Problem to solve >> Print every entry exactly as written.

Collected data entries:
— START —

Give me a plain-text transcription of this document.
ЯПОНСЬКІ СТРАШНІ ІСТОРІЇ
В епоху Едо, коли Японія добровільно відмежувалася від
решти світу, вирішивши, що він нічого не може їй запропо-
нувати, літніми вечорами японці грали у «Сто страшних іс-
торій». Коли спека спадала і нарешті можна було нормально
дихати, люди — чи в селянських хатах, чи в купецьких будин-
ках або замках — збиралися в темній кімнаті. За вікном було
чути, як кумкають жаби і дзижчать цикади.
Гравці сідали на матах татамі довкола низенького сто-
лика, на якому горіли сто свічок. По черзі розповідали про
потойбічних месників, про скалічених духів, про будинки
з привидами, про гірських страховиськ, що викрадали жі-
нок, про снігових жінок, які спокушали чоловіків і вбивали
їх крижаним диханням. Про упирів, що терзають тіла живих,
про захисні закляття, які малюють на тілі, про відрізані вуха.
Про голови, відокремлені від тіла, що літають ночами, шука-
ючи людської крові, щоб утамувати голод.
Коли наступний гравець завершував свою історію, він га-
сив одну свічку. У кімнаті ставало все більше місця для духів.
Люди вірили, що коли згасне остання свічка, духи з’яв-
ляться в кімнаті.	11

— END —

Complete response >>
Give me a plain-text transcription of this document.
ЯПОНСЬКІ СТРАШНІ ІСТОРІЇ
В епоху Едо, коли Японія добровільно відмежувалася від
решти світу, вирішивши, що він нічого не може їй запропо-
нувати, літніми вечорами японці грали у «Сто страшних іс-
торій». Коли спека спадала і нарешті можна було нормально
дихати, люди — чи в селянських хатах, чи в купецьких будин-
ках або замках — збиралися в темній кімнаті. За вікном було
чути, як кумкають жаби і дзижчать цикади.
Гравці сідали на матах татамі довкола низенького сто-
лика, на якому горіли сто свічок. По черзі розповідали про
потойбічних месників, про скалічених духів, про будинки
з привидами, про гірських страховиськ, що викрадали жі-
нок, про снігових жінок, які спокушали чоловіків і вбивали
їх крижаним диханням. Про упирів, що терзають тіла живих,
про захисні закляття, які малюють на тілі, про відрізані вуха.
Про голови, відокремлені від тіла, що літають ночами, шука-
ючи людської крові, щоб утамувати голод.
Коли наступний гравець завершував свою історію, він га-
сив одну свічку. У кімнаті ставало все більше місця для духів.
Люди вірили, що коли згасне остання свічка, духи з’яв-
ляться в кімнаті.	11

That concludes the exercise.